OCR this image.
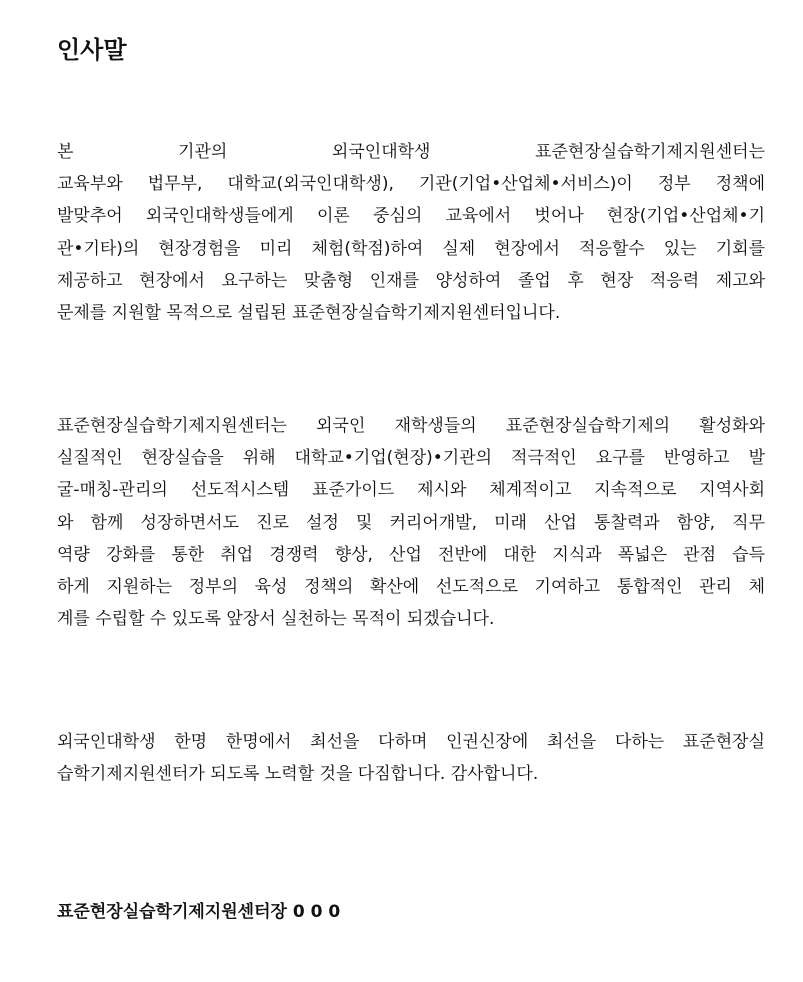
인사말
본 기관의 외국인대학생 표준현장실습학기제지원센터는
교육부와 법무부, 대학교(외국인대학생), 기관(기업•산업체•서비스)이 정부 정책에
발맞추어 외국인대학생들에게 이론 중심의 교육에서 벗어나 현장(기업•산업체•기
관•기타)의 현장경험을 미리 체험(학점)하여 실제 현장에서 적응할수 있는 기회를
제공하고 현장에서 요구하는 맞춤형 인재를 양성하여 졸업 후 현장 적응력 제고와
문제를 지원할 목적으로 설립된 표준현장실습학기제지원센터입니다.
표준현장실습학기제지원센터는 외국인 재학생들의 표준현장실습학기제의 활성화와
실질적인 현장실습을 위해 대학교•기업(현장)•기관의 적극적인 요구를 반영하고 발
굴-매칭-관리의 선도적시스템 표준가이드 제시와 체계적이고 지속적으로 지역사회
와 함께 성장하면서도 진로 설정 및 커리어개발, 미래 산업 통찰력과 함양, 직무
역량 강화를 통한 취업 경쟁력 향상, 산업 전반에 대한 지식과 폭넓은 관점 습득
하게 지원하는 정부의 육성 정책의 확산에 선도적으로 기여하고 통합적인 관리 체
계를 수립할 수 있도록 앞장서 실천하는 목적이 되겠습니다.
외국인대학생 한명 한명에서 최선을 다하며 인권신장에 최선을 다하는 표준현장실
습학기제지원센터가 되도록 노력할 것을 다짐합니다. 감사합니다.

표준현장실습학기제지원센터장 0 0 0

===

### Exercise brief
Pictures are to be left out; repeat all the remaining data exactly.

### Exercise solution
OCR this image.
인사말
본 기관의 외국인대학생 표준현장실습학기제지원센터는
교육부와 법무부, 대학교(외국인대학생), 기관(기업•산업체•서비스)이 정부 정책에
발맞추어 외국인대학생들에게 이론 중심의 교육에서 벗어나 현장(기업•산업체•기
관•기타)의 현장경험을 미리 체험(학점)하여 실제 현장에서 적응할수 있는 기회를
제공하고 현장에서 요구하는 맞춤형 인재를 양성하여 졸업 후 현장 적응력 제고와
문제를 지원할 목적으로 설립된 표준현장실습학기제지원센터입니다.
표준현장실습학기제지원센터는 외국인 재학생들의 표준현장실습학기제의 활성화와
실질적인 현장실습을 위해 대학교•기업(현장)•기관의 적극적인 요구를 반영하고 발
굴-매칭-관리의 선도적시스템 표준가이드 제시와 체계적이고 지속적으로 지역사회
와 함께 성장하면서도 진로 설정 및 커리어개발, 미래 산업 통찰력과 함양, 직무
역량 강화를 통한 취업 경쟁력 향상, 산업 전반에 대한 지식과 폭넓은 관점 습득
하게 지원하는 정부의 육성 정책의 확산에 선도적으로 기여하고 통합적인 관리 체
계를 수립할 수 있도록 앞장서 실천하는 목적이 되겠습니다.
외국인대학생 한명 한명에서 최선을 다하며 인권신장에 최선을 다하는 표준현장실
습학기제지원센터가 되도록 노력할 것을 다짐합니다. 감사합니다.

표준현장실습학기제지원센터장 0 0 0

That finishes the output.